start

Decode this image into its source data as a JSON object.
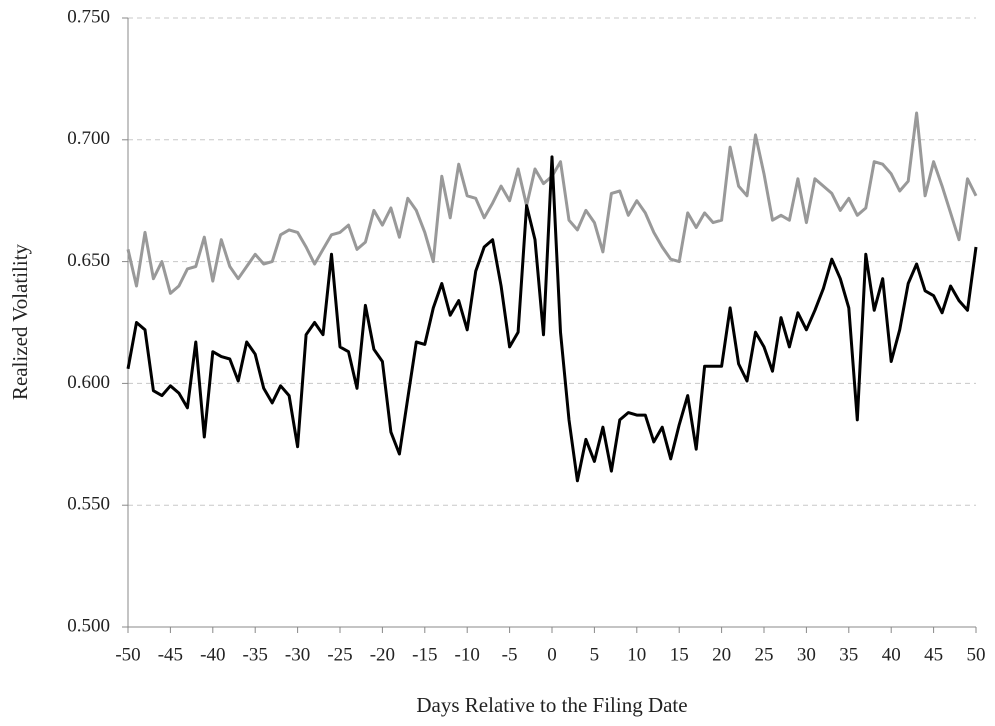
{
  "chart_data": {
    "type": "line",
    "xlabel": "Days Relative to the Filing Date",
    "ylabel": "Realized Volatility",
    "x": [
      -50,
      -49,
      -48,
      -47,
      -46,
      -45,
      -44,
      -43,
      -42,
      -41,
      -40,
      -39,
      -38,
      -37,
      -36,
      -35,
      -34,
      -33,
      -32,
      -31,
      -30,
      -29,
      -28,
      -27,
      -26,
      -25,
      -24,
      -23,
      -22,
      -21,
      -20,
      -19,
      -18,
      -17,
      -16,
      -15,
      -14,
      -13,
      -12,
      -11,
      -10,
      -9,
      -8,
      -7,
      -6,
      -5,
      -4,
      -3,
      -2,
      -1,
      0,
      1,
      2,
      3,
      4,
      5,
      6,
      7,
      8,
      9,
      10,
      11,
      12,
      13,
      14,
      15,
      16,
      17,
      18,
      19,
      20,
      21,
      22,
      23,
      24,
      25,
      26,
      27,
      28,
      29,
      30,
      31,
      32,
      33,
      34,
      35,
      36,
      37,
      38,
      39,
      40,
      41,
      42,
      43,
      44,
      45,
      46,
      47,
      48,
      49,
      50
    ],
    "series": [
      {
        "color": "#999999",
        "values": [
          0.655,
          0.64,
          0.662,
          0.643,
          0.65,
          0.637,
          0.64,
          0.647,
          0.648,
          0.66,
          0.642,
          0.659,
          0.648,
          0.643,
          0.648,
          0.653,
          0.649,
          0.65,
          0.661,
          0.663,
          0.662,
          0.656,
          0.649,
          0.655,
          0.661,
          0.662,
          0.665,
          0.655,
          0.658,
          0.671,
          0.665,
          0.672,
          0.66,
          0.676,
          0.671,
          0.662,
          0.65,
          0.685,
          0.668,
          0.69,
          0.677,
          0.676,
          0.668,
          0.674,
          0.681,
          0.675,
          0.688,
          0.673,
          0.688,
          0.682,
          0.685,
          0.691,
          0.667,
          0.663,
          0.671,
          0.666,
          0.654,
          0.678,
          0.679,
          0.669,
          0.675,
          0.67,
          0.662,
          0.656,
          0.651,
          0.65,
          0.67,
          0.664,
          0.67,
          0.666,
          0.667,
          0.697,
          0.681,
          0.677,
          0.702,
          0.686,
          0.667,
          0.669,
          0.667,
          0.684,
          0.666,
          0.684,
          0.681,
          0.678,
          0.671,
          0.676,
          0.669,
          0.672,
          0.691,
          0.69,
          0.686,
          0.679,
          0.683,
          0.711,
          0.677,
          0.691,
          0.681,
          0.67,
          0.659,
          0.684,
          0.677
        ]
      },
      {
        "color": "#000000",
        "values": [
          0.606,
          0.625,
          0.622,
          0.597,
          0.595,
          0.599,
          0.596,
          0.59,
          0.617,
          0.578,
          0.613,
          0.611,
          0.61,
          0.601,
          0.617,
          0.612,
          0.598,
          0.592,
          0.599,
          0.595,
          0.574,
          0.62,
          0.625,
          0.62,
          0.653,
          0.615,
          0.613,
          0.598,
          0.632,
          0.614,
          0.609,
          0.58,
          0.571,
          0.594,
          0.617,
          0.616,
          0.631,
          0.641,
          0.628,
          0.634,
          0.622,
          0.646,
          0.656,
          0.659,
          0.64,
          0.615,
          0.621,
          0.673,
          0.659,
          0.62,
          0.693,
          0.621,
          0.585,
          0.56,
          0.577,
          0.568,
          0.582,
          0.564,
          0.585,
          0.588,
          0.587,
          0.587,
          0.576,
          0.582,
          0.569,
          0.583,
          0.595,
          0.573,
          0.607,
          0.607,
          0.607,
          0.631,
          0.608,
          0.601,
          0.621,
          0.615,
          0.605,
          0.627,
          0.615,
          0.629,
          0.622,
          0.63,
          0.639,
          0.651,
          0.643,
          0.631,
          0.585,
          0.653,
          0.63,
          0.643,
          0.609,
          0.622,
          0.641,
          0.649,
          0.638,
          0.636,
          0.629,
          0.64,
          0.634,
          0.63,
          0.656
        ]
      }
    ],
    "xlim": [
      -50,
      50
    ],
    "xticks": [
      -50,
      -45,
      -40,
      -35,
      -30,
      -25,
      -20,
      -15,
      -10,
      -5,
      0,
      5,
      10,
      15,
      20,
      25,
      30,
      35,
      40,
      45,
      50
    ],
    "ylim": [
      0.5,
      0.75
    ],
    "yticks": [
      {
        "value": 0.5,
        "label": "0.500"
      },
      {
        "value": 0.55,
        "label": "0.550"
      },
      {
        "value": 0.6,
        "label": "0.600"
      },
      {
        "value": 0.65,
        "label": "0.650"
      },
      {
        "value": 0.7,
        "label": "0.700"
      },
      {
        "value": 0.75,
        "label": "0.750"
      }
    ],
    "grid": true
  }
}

end

§ What you need to do
Every line above should be returned word for word, with the pictures left behind.

§ Worked solution
Decode this image into its source data as a JSON object.
{
  "chart_data": {
    "type": "line",
    "xlabel": "Days Relative to the Filing Date",
    "ylabel": "Realized Volatility",
    "x": [
      -50,
      -49,
      -48,
      -47,
      -46,
      -45,
      -44,
      -43,
      -42,
      -41,
      -40,
      -39,
      -38,
      -37,
      -36,
      -35,
      -34,
      -33,
      -32,
      -31,
      -30,
      -29,
      -28,
      -27,
      -26,
      -25,
      -24,
      -23,
      -22,
      -21,
      -20,
      -19,
      -18,
      -17,
      -16,
      -15,
      -14,
      -13,
      -12,
      -11,
      -10,
      -9,
      -8,
      -7,
      -6,
      -5,
      -4,
      -3,
      -2,
      -1,
      0,
      1,
      2,
      3,
      4,
      5,
      6,
      7,
      8,
      9,
      10,
      11,
      12,
      13,
      14,
      15,
      16,
      17,
      18,
      19,
      20,
      21,
      22,
      23,
      24,
      25,
      26,
      27,
      28,
      29,
      30,
      31,
      32,
      33,
      34,
      35,
      36,
      37,
      38,
      39,
      40,
      41,
      42,
      43,
      44,
      45,
      46,
      47,
      48,
      49,
      50
    ],
    "series": [
      {
        "color": "#999999",
        "values": [
          0.655,
          0.64,
          0.662,
          0.643,
          0.65,
          0.637,
          0.64,
          0.647,
          0.648,
          0.66,
          0.642,
          0.659,
          0.648,
          0.643,
          0.648,
          0.653,
          0.649,
          0.65,
          0.661,
          0.663,
          0.662,
          0.656,
          0.649,
          0.655,
          0.661,
          0.662,
          0.665,
          0.655,
          0.658,
          0.671,
          0.665,
          0.672,
          0.66,
          0.676,
          0.671,
          0.662,
          0.65,
          0.685,
          0.668,
          0.69,
          0.677,
          0.676,
          0.668,
          0.674,
          0.681,
          0.675,
          0.688,
          0.673,
          0.688,
          0.682,
          0.685,
          0.691,
          0.667,
          0.663,
          0.671,
          0.666,
          0.654,
          0.678,
          0.679,
          0.669,
          0.675,
          0.67,
          0.662,
          0.656,
          0.651,
          0.65,
          0.67,
          0.664,
          0.67,
          0.666,
          0.667,
          0.697,
          0.681,
          0.677,
          0.702,
          0.686,
          0.667,
          0.669,
          0.667,
          0.684,
          0.666,
          0.684,
          0.681,
          0.678,
          0.671,
          0.676,
          0.669,
          0.672,
          0.691,
          0.69,
          0.686,
          0.679,
          0.683,
          0.711,
          0.677,
          0.691,
          0.681,
          0.67,
          0.659,
          0.684,
          0.677
        ]
      },
      {
        "color": "#000000",
        "values": [
          0.606,
          0.625,
          0.622,
          0.597,
          0.595,
          0.599,
          0.596,
          0.59,
          0.617,
          0.578,
          0.613,
          0.611,
          0.61,
          0.601,
          0.617,
          0.612,
          0.598,
          0.592,
          0.599,
          0.595,
          0.574,
          0.62,
          0.625,
          0.62,
          0.653,
          0.615,
          0.613,
          0.598,
          0.632,
          0.614,
          0.609,
          0.58,
          0.571,
          0.594,
          0.617,
          0.616,
          0.631,
          0.641,
          0.628,
          0.634,
          0.622,
          0.646,
          0.656,
          0.659,
          0.64,
          0.615,
          0.621,
          0.673,
          0.659,
          0.62,
          0.693,
          0.621,
          0.585,
          0.56,
          0.577,
          0.568,
          0.582,
          0.564,
          0.585,
          0.588,
          0.587,
          0.587,
          0.576,
          0.582,
          0.569,
          0.583,
          0.595,
          0.573,
          0.607,
          0.607,
          0.607,
          0.631,
          0.608,
          0.601,
          0.621,
          0.615,
          0.605,
          0.627,
          0.615,
          0.629,
          0.622,
          0.63,
          0.639,
          0.651,
          0.643,
          0.631,
          0.585,
          0.653,
          0.63,
          0.643,
          0.609,
          0.622,
          0.641,
          0.649,
          0.638,
          0.636,
          0.629,
          0.64,
          0.634,
          0.63,
          0.656
        ]
      }
    ],
    "xlim": [
      -50,
      50
    ],
    "xticks": [
      -50,
      -45,
      -40,
      -35,
      -30,
      -25,
      -20,
      -15,
      -10,
      -5,
      0,
      5,
      10,
      15,
      20,
      25,
      30,
      35,
      40,
      45,
      50
    ],
    "ylim": [
      0.5,
      0.75
    ],
    "yticks": [
      {
        "value": 0.5,
        "label": "0.500"
      },
      {
        "value": 0.55,
        "label": "0.550"
      },
      {
        "value": 0.6,
        "label": "0.600"
      },
      {
        "value": 0.65,
        "label": "0.650"
      },
      {
        "value": 0.7,
        "label": "0.700"
      },
      {
        "value": 0.75,
        "label": "0.750"
      }
    ],
    "grid": true
  }
}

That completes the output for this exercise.